* _Instructions for the task_
Can you output the material exactly as written, minus any pictures it holds?

* _Data provided_
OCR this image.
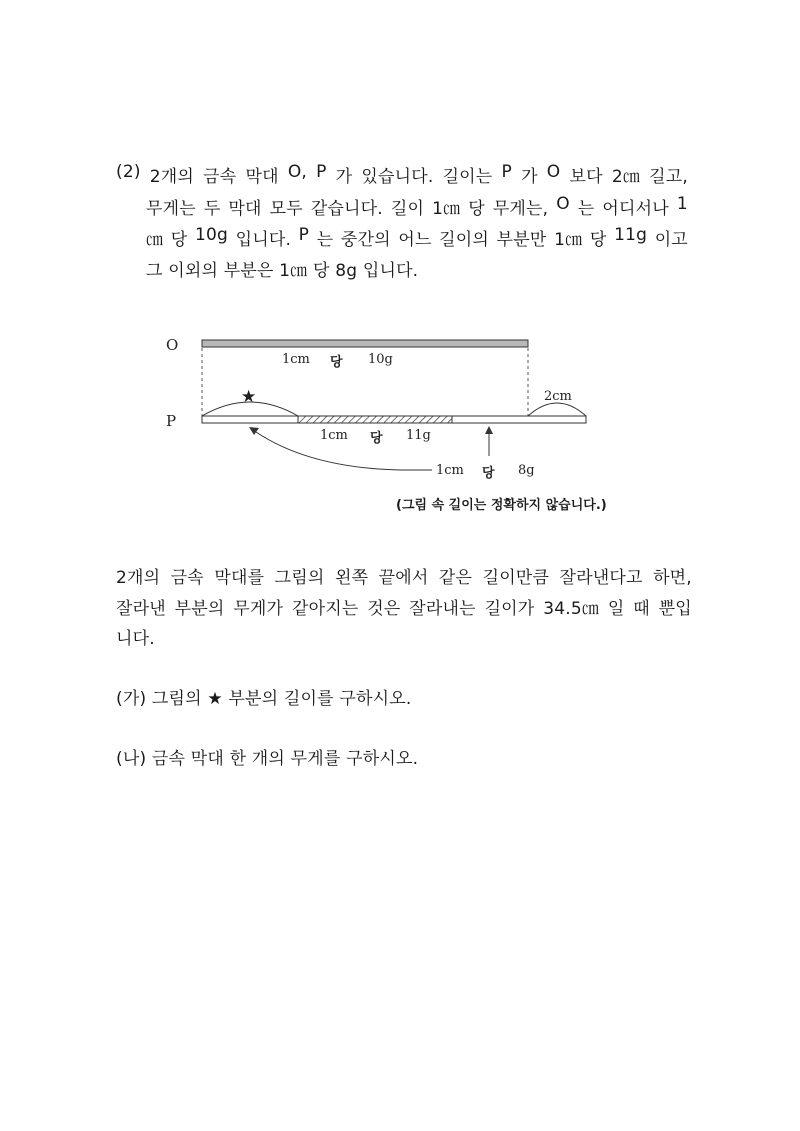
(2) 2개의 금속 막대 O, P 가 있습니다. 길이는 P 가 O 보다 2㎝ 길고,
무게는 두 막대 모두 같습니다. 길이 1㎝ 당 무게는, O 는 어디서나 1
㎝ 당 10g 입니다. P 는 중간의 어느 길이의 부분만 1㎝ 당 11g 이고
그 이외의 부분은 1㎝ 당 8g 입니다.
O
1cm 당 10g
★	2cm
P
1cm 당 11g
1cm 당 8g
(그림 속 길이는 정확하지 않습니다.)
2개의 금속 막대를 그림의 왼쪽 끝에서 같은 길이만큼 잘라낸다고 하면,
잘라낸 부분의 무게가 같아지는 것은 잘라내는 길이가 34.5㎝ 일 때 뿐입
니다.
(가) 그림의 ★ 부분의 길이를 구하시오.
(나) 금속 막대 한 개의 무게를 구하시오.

* _The answer_
OCR this image.
(2) 2개의 금속 막대 O, P 가 있습니다. 길이는 P 가 O 보다 2㎝ 길고,
무게는 두 막대 모두 같습니다. 길이 1㎝ 당 무게는, O 는 어디서나 1
㎝ 당 10g 입니다. P 는 중간의 어느 길이의 부분만 1㎝ 당 11g 이고
그 이외의 부분은 1㎝ 당 8g 입니다.
O
1cm 당 10g
★	2cm
P
1cm 당 11g
1cm 당 8g
(그림 속 길이는 정확하지 않습니다.)
2개의 금속 막대를 그림의 왼쪽 끝에서 같은 길이만큼 잘라낸다고 하면,
잘라낸 부분의 무게가 같아지는 것은 잘라내는 길이가 34.5㎝ 일 때 뿐입
니다.
(가) 그림의 ★ 부분의 길이를 구하시오.
(나) 금속 막대 한 개의 무게를 구하시오.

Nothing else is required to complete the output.